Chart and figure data
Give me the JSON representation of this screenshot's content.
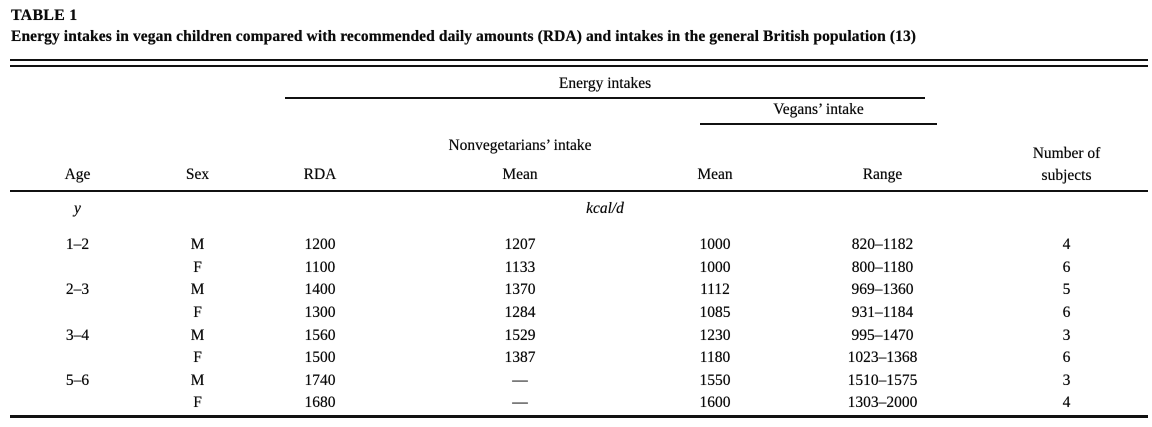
{
  "table": {
    "label": "TABLE 1",
    "caption": "Energy intakes in vegan children compared with recommended daily amounts (RDA) and intakes in the general British population (13)",
    "headers": {
      "energy_intakes": "Energy intakes",
      "nonveg_intake": "Nonvegetarians’ intake",
      "vegans_intake": "Vegans’ intake",
      "age": "Age",
      "sex": "Sex",
      "rda": "RDA",
      "nonveg_mean": "Mean",
      "vegan_mean": "Mean",
      "vegan_range": "Range",
      "subjects_line1": "Number of",
      "subjects_line2": "subjects"
    },
    "units": {
      "age_unit": "y",
      "energy_unit": "kcal/d"
    },
    "rows": [
      {
        "age": "1–2",
        "sex": "M",
        "rda": "1200",
        "nonveg_mean": "1207",
        "vegan_mean": "1000",
        "range": "820–1182",
        "n": "4"
      },
      {
        "age": "",
        "sex": "F",
        "rda": "1100",
        "nonveg_mean": "1133",
        "vegan_mean": "1000",
        "range": "800–1180",
        "n": "6"
      },
      {
        "age": "2–3",
        "sex": "M",
        "rda": "1400",
        "nonveg_mean": "1370",
        "vegan_mean": "1112",
        "range": "969–1360",
        "n": "5"
      },
      {
        "age": "",
        "sex": "F",
        "rda": "1300",
        "nonveg_mean": "1284",
        "vegan_mean": "1085",
        "range": "931–1184",
        "n": "6"
      },
      {
        "age": "3–4",
        "sex": "M",
        "rda": "1560",
        "nonveg_mean": "1529",
        "vegan_mean": "1230",
        "range": "995–1470",
        "n": "3"
      },
      {
        "age": "",
        "sex": "F",
        "rda": "1500",
        "nonveg_mean": "1387",
        "vegan_mean": "1180",
        "range": "1023–1368",
        "n": "6"
      },
      {
        "age": "5–6",
        "sex": "M",
        "rda": "1740",
        "nonveg_mean": "—",
        "vegan_mean": "1550",
        "range": "1510–1575",
        "n": "3"
      },
      {
        "age": "",
        "sex": "F",
        "rda": "1680",
        "nonveg_mean": "—",
        "vegan_mean": "1600",
        "range": "1303–2000",
        "n": "4"
      }
    ]
  }
}
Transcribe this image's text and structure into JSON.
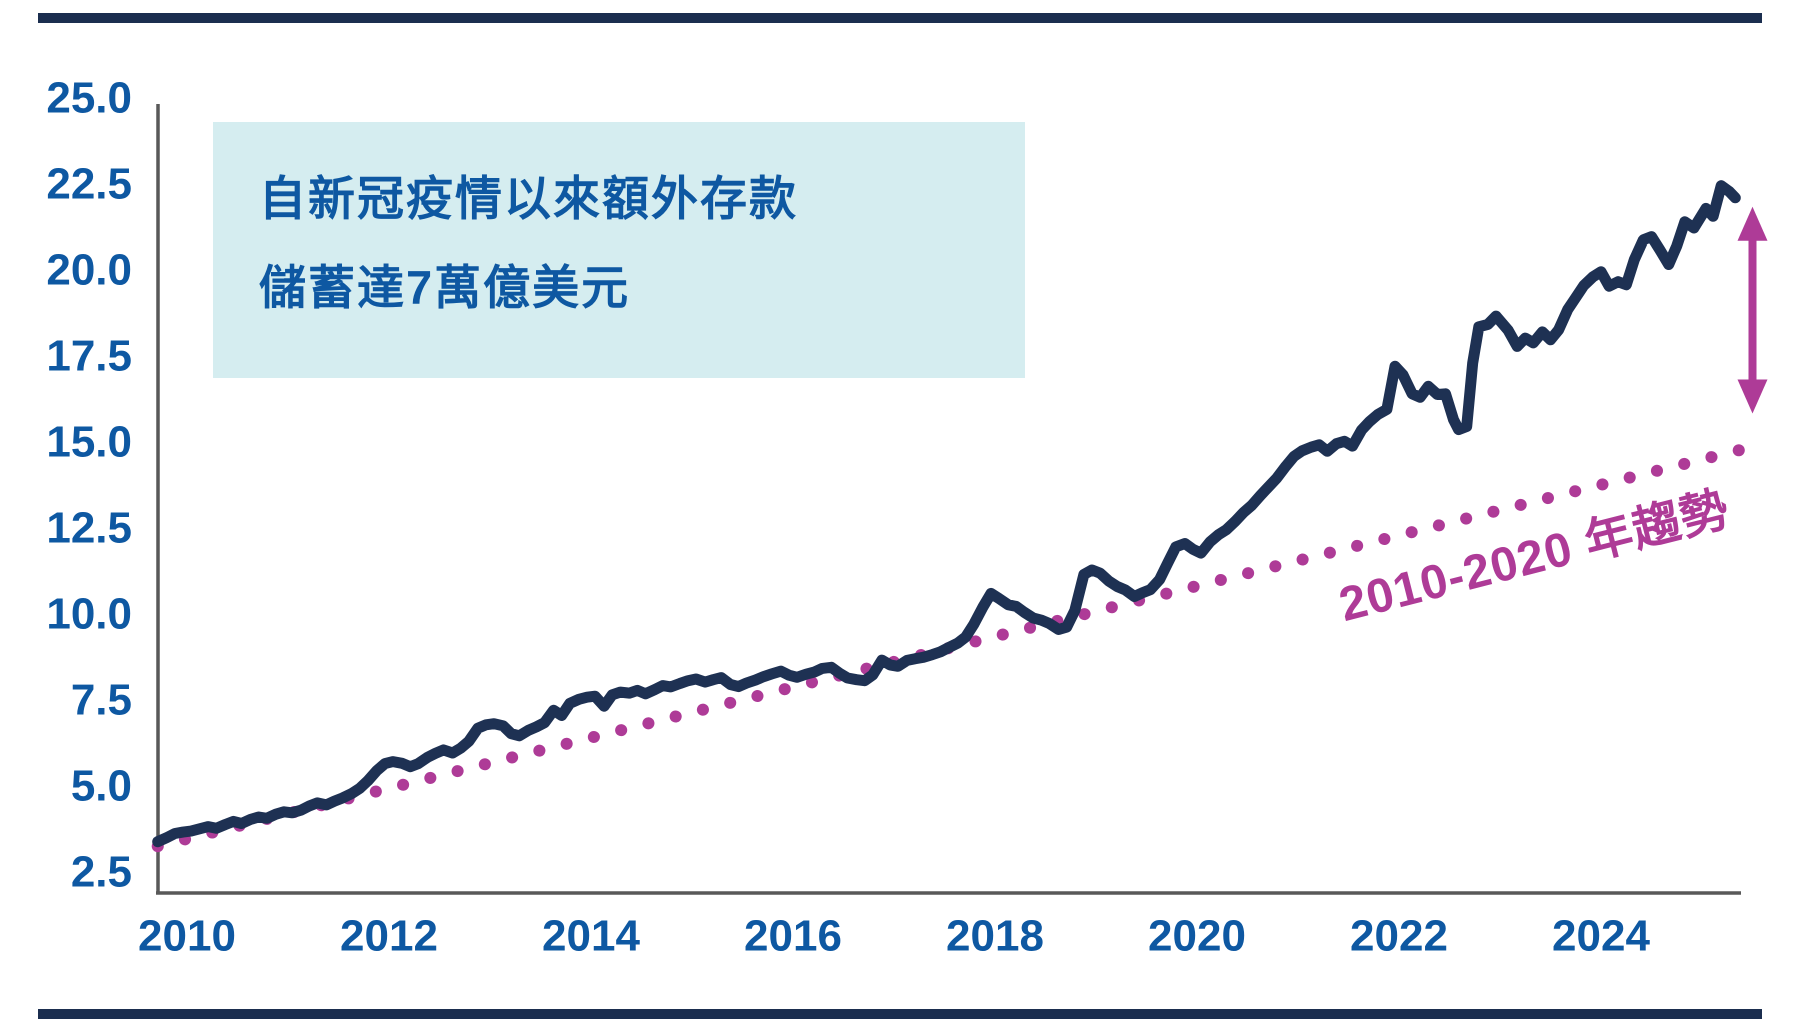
{
  "page": {
    "background": "#ffffff",
    "frame_bar_color": "#1b2e4f"
  },
  "annotation_box": {
    "line1": "自新冠疫情以來額外存款",
    "line2": "儲蓄達7萬億美元",
    "bg_color": "#d5edf0",
    "text_color": "#0e58a2"
  },
  "trend_label": {
    "text": "2010-2020 年趨勢",
    "color": "#ae3b97",
    "rotation_deg": -14.2
  },
  "chart_data": {
    "type": "line",
    "title": "自新冠疫情以來額外存款儲蓄達7萬億美元",
    "grid": false,
    "colors": {
      "series": "#1e3153",
      "trend": "#ae3b97",
      "axis_line": "#595959",
      "tick_label": "#0e58a2"
    },
    "x_axis": {
      "min": 2009.7,
      "max": 2025.45,
      "tick_values": [
        2010,
        2012,
        2014,
        2016,
        2018,
        2020,
        2022,
        2024
      ],
      "tick_labels": [
        "2010",
        "2012",
        "2014",
        "2016",
        "2018",
        "2020",
        "2022",
        "2024"
      ]
    },
    "y_axis": {
      "min": 1.9,
      "max": 25.0,
      "tick_values": [
        25.0,
        22.5,
        20.0,
        17.5,
        15.0,
        12.5,
        10.0,
        7.5,
        5.0,
        2.5
      ],
      "tick_labels": [
        "25.0",
        "22.5",
        "20.0",
        "17.5",
        "15.0",
        "12.5",
        "10.0",
        "7.5",
        "5.0",
        "2.5"
      ]
    },
    "series": [
      {
        "style": "solid",
        "color": "#1e3153",
        "points": [
          [
            2009.71,
            3.38
          ],
          [
            2009.8,
            3.5
          ],
          [
            2009.88,
            3.62
          ],
          [
            2009.96,
            3.66
          ],
          [
            2010.04,
            3.69
          ],
          [
            2010.13,
            3.76
          ],
          [
            2010.21,
            3.82
          ],
          [
            2010.29,
            3.77
          ],
          [
            2010.38,
            3.88
          ],
          [
            2010.46,
            3.97
          ],
          [
            2010.54,
            3.91
          ],
          [
            2010.63,
            4.03
          ],
          [
            2010.71,
            4.1
          ],
          [
            2010.79,
            4.06
          ],
          [
            2010.88,
            4.18
          ],
          [
            2010.96,
            4.25
          ],
          [
            2011.04,
            4.22
          ],
          [
            2011.13,
            4.3
          ],
          [
            2011.21,
            4.42
          ],
          [
            2011.29,
            4.51
          ],
          [
            2011.38,
            4.45
          ],
          [
            2011.46,
            4.56
          ],
          [
            2011.54,
            4.65
          ],
          [
            2011.63,
            4.78
          ],
          [
            2011.71,
            4.93
          ],
          [
            2011.79,
            5.15
          ],
          [
            2011.88,
            5.45
          ],
          [
            2011.96,
            5.65
          ],
          [
            2012.04,
            5.71
          ],
          [
            2012.13,
            5.66
          ],
          [
            2012.21,
            5.56
          ],
          [
            2012.29,
            5.65
          ],
          [
            2012.38,
            5.83
          ],
          [
            2012.46,
            5.95
          ],
          [
            2012.54,
            6.05
          ],
          [
            2012.63,
            5.96
          ],
          [
            2012.71,
            6.1
          ],
          [
            2012.79,
            6.3
          ],
          [
            2012.88,
            6.68
          ],
          [
            2012.96,
            6.78
          ],
          [
            2013.04,
            6.81
          ],
          [
            2013.13,
            6.75
          ],
          [
            2013.21,
            6.52
          ],
          [
            2013.29,
            6.46
          ],
          [
            2013.38,
            6.62
          ],
          [
            2013.46,
            6.72
          ],
          [
            2013.54,
            6.84
          ],
          [
            2013.63,
            7.2
          ],
          [
            2013.71,
            7.05
          ],
          [
            2013.79,
            7.4
          ],
          [
            2013.88,
            7.52
          ],
          [
            2013.96,
            7.58
          ],
          [
            2014.04,
            7.61
          ],
          [
            2014.13,
            7.32
          ],
          [
            2014.21,
            7.65
          ],
          [
            2014.29,
            7.73
          ],
          [
            2014.38,
            7.7
          ],
          [
            2014.46,
            7.78
          ],
          [
            2014.54,
            7.68
          ],
          [
            2014.63,
            7.8
          ],
          [
            2014.71,
            7.92
          ],
          [
            2014.79,
            7.88
          ],
          [
            2014.88,
            7.98
          ],
          [
            2014.96,
            8.06
          ],
          [
            2015.04,
            8.11
          ],
          [
            2015.13,
            8.02
          ],
          [
            2015.21,
            8.09
          ],
          [
            2015.29,
            8.15
          ],
          [
            2015.38,
            7.95
          ],
          [
            2015.46,
            7.89
          ],
          [
            2015.54,
            7.99
          ],
          [
            2015.63,
            8.08
          ],
          [
            2015.71,
            8.18
          ],
          [
            2015.79,
            8.26
          ],
          [
            2015.88,
            8.34
          ],
          [
            2015.96,
            8.22
          ],
          [
            2016.04,
            8.16
          ],
          [
            2016.13,
            8.25
          ],
          [
            2016.21,
            8.31
          ],
          [
            2016.29,
            8.42
          ],
          [
            2016.38,
            8.45
          ],
          [
            2016.46,
            8.28
          ],
          [
            2016.54,
            8.14
          ],
          [
            2016.63,
            8.09
          ],
          [
            2016.71,
            8.06
          ],
          [
            2016.79,
            8.23
          ],
          [
            2016.88,
            8.66
          ],
          [
            2016.96,
            8.52
          ],
          [
            2017.04,
            8.48
          ],
          [
            2017.13,
            8.65
          ],
          [
            2017.21,
            8.7
          ],
          [
            2017.29,
            8.74
          ],
          [
            2017.38,
            8.82
          ],
          [
            2017.46,
            8.9
          ],
          [
            2017.54,
            9.02
          ],
          [
            2017.63,
            9.15
          ],
          [
            2017.71,
            9.33
          ],
          [
            2017.79,
            9.7
          ],
          [
            2017.88,
            10.2
          ],
          [
            2017.96,
            10.6
          ],
          [
            2018.04,
            10.45
          ],
          [
            2018.13,
            10.27
          ],
          [
            2018.21,
            10.22
          ],
          [
            2018.29,
            10.05
          ],
          [
            2018.38,
            9.88
          ],
          [
            2018.46,
            9.82
          ],
          [
            2018.54,
            9.72
          ],
          [
            2018.63,
            9.55
          ],
          [
            2018.71,
            9.62
          ],
          [
            2018.79,
            10.1
          ],
          [
            2018.88,
            11.15
          ],
          [
            2018.96,
            11.28
          ],
          [
            2019.04,
            11.19
          ],
          [
            2019.13,
            10.95
          ],
          [
            2019.21,
            10.8
          ],
          [
            2019.29,
            10.7
          ],
          [
            2019.38,
            10.51
          ],
          [
            2019.46,
            10.62
          ],
          [
            2019.54,
            10.71
          ],
          [
            2019.63,
            11.0
          ],
          [
            2019.71,
            11.48
          ],
          [
            2019.79,
            11.95
          ],
          [
            2019.88,
            12.05
          ],
          [
            2019.96,
            11.88
          ],
          [
            2020.04,
            11.77
          ],
          [
            2020.13,
            12.1
          ],
          [
            2020.21,
            12.3
          ],
          [
            2020.29,
            12.45
          ],
          [
            2020.38,
            12.7
          ],
          [
            2020.46,
            12.95
          ],
          [
            2020.54,
            13.15
          ],
          [
            2020.63,
            13.45
          ],
          [
            2020.71,
            13.7
          ],
          [
            2020.79,
            13.95
          ],
          [
            2020.88,
            14.3
          ],
          [
            2020.96,
            14.58
          ],
          [
            2021.04,
            14.74
          ],
          [
            2021.13,
            14.85
          ],
          [
            2021.21,
            14.92
          ],
          [
            2021.29,
            14.73
          ],
          [
            2021.38,
            14.95
          ],
          [
            2021.46,
            15.02
          ],
          [
            2021.54,
            14.88
          ],
          [
            2021.63,
            15.35
          ],
          [
            2021.71,
            15.6
          ],
          [
            2021.79,
            15.8
          ],
          [
            2021.88,
            15.95
          ],
          [
            2021.96,
            17.2
          ],
          [
            2022.04,
            16.95
          ],
          [
            2022.13,
            16.4
          ],
          [
            2022.21,
            16.3
          ],
          [
            2022.29,
            16.62
          ],
          [
            2022.38,
            16.38
          ],
          [
            2022.46,
            16.4
          ],
          [
            2022.54,
            15.65
          ],
          [
            2022.59,
            15.36
          ],
          [
            2022.67,
            15.45
          ],
          [
            2022.73,
            17.3
          ],
          [
            2022.79,
            18.35
          ],
          [
            2022.88,
            18.42
          ],
          [
            2022.96,
            18.66
          ],
          [
            2023.08,
            18.25
          ],
          [
            2023.17,
            17.78
          ],
          [
            2023.25,
            18.02
          ],
          [
            2023.33,
            17.88
          ],
          [
            2023.42,
            18.2
          ],
          [
            2023.5,
            17.97
          ],
          [
            2023.58,
            18.26
          ],
          [
            2023.67,
            18.85
          ],
          [
            2023.75,
            19.2
          ],
          [
            2023.83,
            19.55
          ],
          [
            2023.92,
            19.8
          ],
          [
            2024.0,
            19.95
          ],
          [
            2024.08,
            19.53
          ],
          [
            2024.17,
            19.66
          ],
          [
            2024.25,
            19.57
          ],
          [
            2024.33,
            20.3
          ],
          [
            2024.42,
            20.88
          ],
          [
            2024.5,
            20.97
          ],
          [
            2024.58,
            20.6
          ],
          [
            2024.67,
            20.16
          ],
          [
            2024.75,
            20.7
          ],
          [
            2024.83,
            21.4
          ],
          [
            2024.92,
            21.22
          ],
          [
            2025.04,
            21.79
          ],
          [
            2025.11,
            21.56
          ],
          [
            2025.19,
            22.45
          ],
          [
            2025.27,
            22.28
          ],
          [
            2025.33,
            22.1
          ]
        ]
      }
    ],
    "trend": {
      "style": "dotted",
      "color": "#ae3b97",
      "start": [
        2009.71,
        3.25
      ],
      "end": [
        2025.46,
        14.83
      ]
    },
    "gap_arrow": {
      "year": 2025.5,
      "from_value": 15.83,
      "to_value": 21.84,
      "color": "#ae3b97"
    },
    "legend_position": "none"
  }
}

#### [OBJECTIVE]
Give every line of the material that includes the string "intakes".

#### [THE COMPLETED TASK]
    "caption": "Energy intakes in vegan children compared with recommended daily amounts (RDA) and intakes in the general British population (13)",
      "energy_intakes": "Energy intakes",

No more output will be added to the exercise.